» Exercise requirements:
Only a number is wanted: how many lines in the listing contain the word "this"?

» Recorded information:

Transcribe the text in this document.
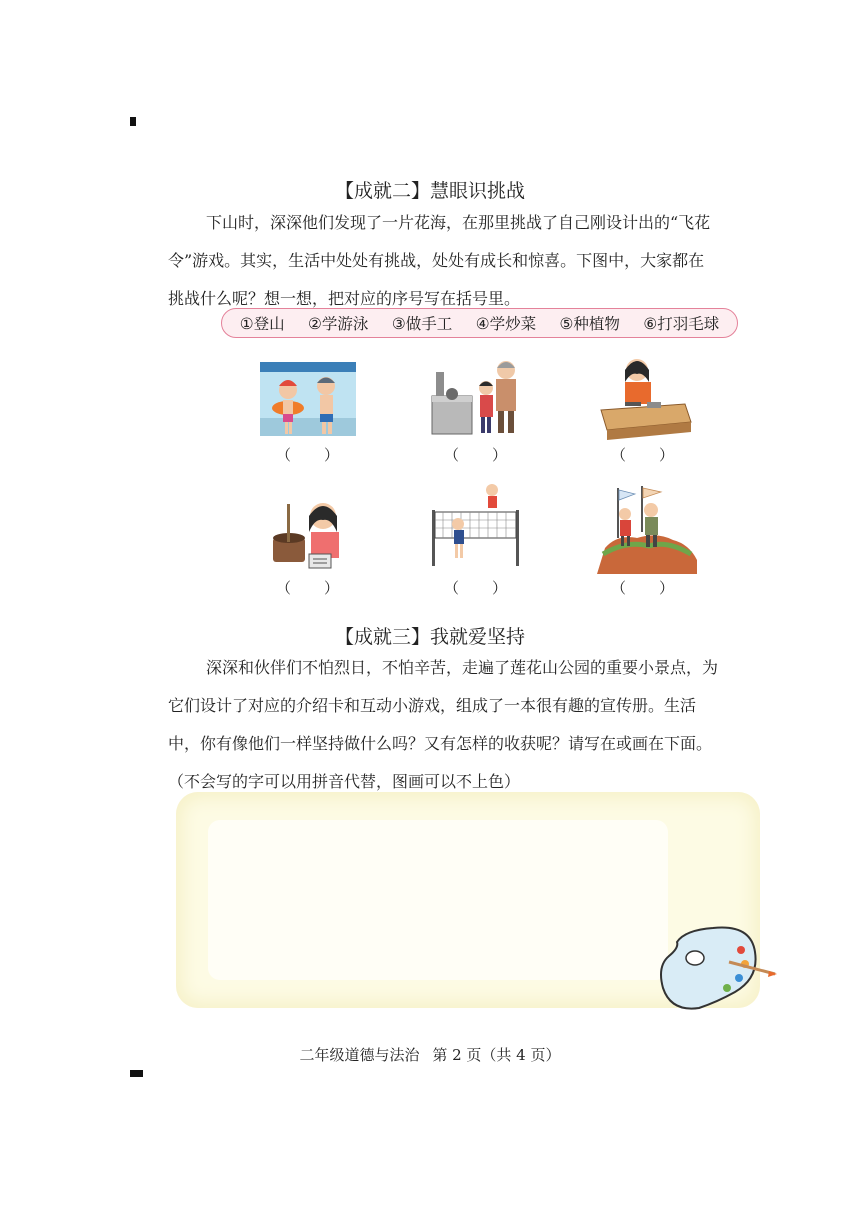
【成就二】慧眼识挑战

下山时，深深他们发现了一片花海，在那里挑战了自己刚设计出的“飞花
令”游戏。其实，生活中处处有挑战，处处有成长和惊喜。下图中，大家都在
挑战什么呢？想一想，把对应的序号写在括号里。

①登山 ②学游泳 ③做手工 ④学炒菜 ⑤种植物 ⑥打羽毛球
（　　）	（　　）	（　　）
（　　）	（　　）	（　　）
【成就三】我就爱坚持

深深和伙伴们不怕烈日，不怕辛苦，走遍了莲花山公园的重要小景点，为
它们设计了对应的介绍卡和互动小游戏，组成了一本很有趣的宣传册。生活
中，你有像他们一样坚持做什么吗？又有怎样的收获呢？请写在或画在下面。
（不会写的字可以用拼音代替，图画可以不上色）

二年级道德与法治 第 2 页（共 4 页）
--
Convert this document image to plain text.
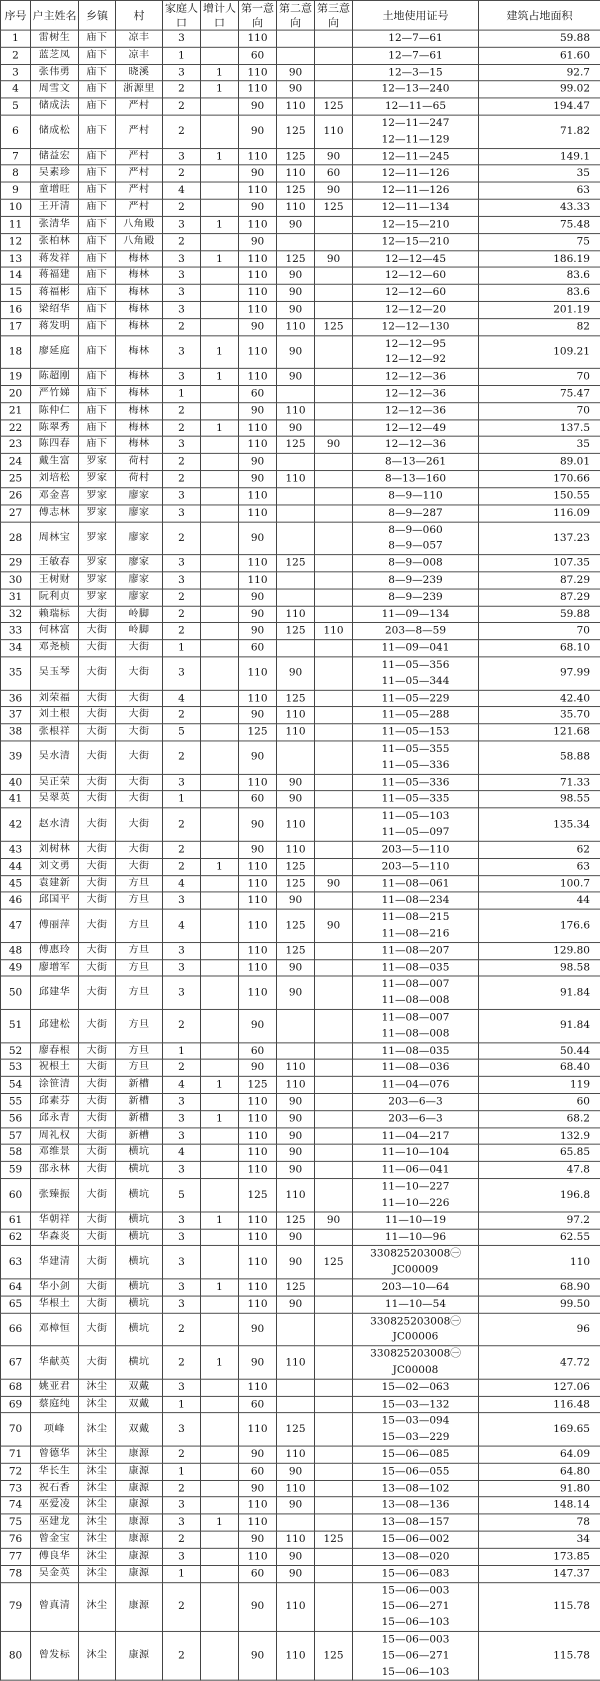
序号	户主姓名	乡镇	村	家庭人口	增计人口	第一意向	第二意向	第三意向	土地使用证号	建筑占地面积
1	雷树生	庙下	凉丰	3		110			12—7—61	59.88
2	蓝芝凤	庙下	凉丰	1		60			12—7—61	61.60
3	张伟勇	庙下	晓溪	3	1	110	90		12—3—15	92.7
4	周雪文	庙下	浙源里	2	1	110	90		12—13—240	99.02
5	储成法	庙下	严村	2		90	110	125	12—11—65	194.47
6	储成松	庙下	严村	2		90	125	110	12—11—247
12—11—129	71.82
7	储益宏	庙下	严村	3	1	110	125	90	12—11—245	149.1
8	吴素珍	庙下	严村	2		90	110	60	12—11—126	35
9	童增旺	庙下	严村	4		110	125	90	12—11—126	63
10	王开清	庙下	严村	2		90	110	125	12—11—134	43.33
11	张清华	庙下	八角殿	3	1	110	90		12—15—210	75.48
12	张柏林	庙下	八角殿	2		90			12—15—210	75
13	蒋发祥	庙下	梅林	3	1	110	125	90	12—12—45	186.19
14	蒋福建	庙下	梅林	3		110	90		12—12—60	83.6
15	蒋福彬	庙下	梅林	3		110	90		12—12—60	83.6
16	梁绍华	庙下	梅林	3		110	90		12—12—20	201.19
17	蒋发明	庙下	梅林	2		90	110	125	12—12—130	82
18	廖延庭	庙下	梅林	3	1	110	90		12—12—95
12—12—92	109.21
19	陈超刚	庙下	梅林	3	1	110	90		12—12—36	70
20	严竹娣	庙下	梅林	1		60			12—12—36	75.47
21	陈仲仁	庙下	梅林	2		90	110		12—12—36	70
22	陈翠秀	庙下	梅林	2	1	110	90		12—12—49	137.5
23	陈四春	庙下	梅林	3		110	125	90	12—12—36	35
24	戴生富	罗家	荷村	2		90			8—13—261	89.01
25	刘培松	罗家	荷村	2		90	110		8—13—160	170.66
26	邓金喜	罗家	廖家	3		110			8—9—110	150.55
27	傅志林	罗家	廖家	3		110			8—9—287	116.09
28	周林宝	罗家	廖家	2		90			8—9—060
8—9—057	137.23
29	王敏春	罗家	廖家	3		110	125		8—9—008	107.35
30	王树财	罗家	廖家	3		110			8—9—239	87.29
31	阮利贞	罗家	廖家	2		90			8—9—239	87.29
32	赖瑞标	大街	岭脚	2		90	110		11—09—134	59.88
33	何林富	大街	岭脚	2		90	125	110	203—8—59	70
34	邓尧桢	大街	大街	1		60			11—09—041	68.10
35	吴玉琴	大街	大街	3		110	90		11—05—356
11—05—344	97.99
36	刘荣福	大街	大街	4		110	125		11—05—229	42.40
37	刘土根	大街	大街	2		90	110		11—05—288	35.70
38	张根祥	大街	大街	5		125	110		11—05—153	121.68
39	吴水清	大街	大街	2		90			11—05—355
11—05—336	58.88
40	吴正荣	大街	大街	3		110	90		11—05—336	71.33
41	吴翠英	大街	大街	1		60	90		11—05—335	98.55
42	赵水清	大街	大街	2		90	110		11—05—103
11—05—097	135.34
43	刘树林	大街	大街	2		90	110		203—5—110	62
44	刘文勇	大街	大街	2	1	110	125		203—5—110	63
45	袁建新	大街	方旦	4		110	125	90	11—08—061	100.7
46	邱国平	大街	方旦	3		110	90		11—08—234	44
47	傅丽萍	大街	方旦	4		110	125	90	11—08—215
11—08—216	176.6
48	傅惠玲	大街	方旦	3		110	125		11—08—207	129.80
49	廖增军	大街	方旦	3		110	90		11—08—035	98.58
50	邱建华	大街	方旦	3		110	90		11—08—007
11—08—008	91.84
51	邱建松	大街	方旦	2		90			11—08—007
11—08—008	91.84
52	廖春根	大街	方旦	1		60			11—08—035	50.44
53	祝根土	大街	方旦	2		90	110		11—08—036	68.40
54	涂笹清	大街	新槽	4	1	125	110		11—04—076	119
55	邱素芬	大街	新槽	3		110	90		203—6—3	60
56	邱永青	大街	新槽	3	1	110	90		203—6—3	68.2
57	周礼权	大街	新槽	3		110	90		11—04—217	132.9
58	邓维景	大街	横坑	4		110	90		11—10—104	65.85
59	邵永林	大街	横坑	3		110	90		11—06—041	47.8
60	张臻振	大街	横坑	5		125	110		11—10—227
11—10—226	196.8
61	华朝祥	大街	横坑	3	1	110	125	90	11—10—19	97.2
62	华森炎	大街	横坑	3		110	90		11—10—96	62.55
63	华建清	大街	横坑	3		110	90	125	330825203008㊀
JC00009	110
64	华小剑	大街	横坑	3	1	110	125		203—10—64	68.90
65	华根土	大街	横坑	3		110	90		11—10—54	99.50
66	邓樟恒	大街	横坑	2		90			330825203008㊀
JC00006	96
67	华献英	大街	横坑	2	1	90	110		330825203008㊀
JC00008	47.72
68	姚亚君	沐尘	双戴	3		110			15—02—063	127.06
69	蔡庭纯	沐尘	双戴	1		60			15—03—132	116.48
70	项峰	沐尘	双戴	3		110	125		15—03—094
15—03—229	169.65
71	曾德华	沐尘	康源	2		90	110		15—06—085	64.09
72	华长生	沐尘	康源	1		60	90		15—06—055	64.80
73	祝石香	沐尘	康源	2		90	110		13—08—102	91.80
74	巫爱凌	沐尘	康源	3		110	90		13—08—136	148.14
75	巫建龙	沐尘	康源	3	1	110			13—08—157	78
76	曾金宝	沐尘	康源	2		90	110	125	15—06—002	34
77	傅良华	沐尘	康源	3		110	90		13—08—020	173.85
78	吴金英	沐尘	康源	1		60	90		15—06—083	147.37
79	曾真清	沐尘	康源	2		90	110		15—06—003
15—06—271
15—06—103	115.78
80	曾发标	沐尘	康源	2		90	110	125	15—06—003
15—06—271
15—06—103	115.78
* * *
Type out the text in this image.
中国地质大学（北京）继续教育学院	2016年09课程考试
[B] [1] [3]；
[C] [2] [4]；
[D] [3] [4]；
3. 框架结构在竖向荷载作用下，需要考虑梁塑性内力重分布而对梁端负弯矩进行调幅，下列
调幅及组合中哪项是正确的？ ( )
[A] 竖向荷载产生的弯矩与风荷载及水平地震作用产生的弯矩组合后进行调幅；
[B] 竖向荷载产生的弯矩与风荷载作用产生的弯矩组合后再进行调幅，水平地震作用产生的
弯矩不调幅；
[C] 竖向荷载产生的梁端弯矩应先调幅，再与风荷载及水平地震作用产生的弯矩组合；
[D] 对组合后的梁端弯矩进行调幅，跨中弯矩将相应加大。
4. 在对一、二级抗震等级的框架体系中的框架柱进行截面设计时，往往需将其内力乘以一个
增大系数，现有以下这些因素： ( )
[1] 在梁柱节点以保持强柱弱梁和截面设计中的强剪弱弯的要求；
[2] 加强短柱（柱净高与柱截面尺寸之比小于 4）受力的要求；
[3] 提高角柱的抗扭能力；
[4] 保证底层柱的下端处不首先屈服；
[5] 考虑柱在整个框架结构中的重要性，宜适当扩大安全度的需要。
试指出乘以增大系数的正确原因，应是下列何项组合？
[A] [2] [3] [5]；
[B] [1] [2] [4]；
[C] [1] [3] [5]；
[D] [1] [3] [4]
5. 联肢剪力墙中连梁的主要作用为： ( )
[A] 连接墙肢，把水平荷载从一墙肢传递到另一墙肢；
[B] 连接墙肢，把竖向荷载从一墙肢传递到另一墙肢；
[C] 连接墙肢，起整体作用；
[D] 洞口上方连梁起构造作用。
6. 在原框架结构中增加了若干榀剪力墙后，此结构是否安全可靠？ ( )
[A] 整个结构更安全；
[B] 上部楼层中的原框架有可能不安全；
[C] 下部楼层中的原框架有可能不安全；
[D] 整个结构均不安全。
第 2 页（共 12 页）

» Solved exercise:
3